Extracted records
• • • • •

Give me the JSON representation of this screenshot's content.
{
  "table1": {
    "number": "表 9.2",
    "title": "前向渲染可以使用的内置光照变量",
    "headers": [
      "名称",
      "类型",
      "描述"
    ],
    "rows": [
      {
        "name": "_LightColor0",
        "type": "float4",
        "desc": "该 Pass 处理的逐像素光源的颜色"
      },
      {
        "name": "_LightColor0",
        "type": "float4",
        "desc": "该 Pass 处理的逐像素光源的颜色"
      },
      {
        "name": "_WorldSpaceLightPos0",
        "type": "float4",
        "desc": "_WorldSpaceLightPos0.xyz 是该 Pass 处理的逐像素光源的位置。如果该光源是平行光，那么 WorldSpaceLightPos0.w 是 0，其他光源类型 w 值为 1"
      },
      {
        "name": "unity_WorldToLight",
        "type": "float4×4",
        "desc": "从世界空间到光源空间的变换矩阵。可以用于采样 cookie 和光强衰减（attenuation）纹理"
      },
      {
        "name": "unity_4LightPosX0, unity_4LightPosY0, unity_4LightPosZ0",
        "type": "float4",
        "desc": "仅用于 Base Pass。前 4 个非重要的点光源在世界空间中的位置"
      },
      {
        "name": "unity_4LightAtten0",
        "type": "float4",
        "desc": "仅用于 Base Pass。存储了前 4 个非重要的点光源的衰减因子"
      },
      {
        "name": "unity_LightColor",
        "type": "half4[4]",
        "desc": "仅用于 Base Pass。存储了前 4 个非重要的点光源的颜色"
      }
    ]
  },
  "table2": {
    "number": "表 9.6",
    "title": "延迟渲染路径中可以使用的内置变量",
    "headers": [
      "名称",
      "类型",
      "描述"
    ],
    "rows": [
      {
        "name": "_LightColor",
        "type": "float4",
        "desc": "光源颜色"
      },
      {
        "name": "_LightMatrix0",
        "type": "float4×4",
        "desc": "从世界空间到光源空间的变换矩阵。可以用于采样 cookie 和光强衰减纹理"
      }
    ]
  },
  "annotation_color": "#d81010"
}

• • • • •

WHAT YOU ARE ASKED TO DO — Retype all the records, matching them exactly.

EXERCISE RESPONSE —
Give me the JSON representation of this screenshot's content.
{
  "table1": {
    "number": "表 9.2",
    "title": "前向渲染可以使用的内置光照变量",
    "headers": [
      "名称",
      "类型",
      "描述"
    ],
    "rows": [
      {
        "name": "_LightColor0",
        "type": "float4",
        "desc": "该 Pass 处理的逐像素光源的颜色"
      },
      {
        "name": "_LightColor0",
        "type": "float4",
        "desc": "该 Pass 处理的逐像素光源的颜色"
      },
      {
        "name": "_WorldSpaceLightPos0",
        "type": "float4",
        "desc": "_WorldSpaceLightPos0.xyz 是该 Pass 处理的逐像素光源的位置。如果该光源是平行光，那么 WorldSpaceLightPos0.w 是 0，其他光源类型 w 值为 1"
      },
      {
        "name": "unity_WorldToLight",
        "type": "float4×4",
        "desc": "从世界空间到光源空间的变换矩阵。可以用于采样 cookie 和光强衰减（attenuation）纹理"
      },
      {
        "name": "unity_4LightPosX0, unity_4LightPosY0, unity_4LightPosZ0",
        "type": "float4",
        "desc": "仅用于 Base Pass。前 4 个非重要的点光源在世界空间中的位置"
      },
      {
        "name": "unity_4LightAtten0",
        "type": "float4",
        "desc": "仅用于 Base Pass。存储了前 4 个非重要的点光源的衰减因子"
      },
      {
        "name": "unity_LightColor",
        "type": "half4[4]",
        "desc": "仅用于 Base Pass。存储了前 4 个非重要的点光源的颜色"
      }
    ]
  },
  "table2": {
    "number": "表 9.6",
    "title": "延迟渲染路径中可以使用的内置变量",
    "headers": [
      "名称",
      "类型",
      "描述"
    ],
    "rows": [
      {
        "name": "_LightColor",
        "type": "float4",
        "desc": "光源颜色"
      },
      {
        "name": "_LightMatrix0",
        "type": "float4×4",
        "desc": "从世界空间到光源空间的变换矩阵。可以用于采样 cookie 和光强衰减纹理"
      }
    ]
  },
  "annotation_color": "#d81010"
}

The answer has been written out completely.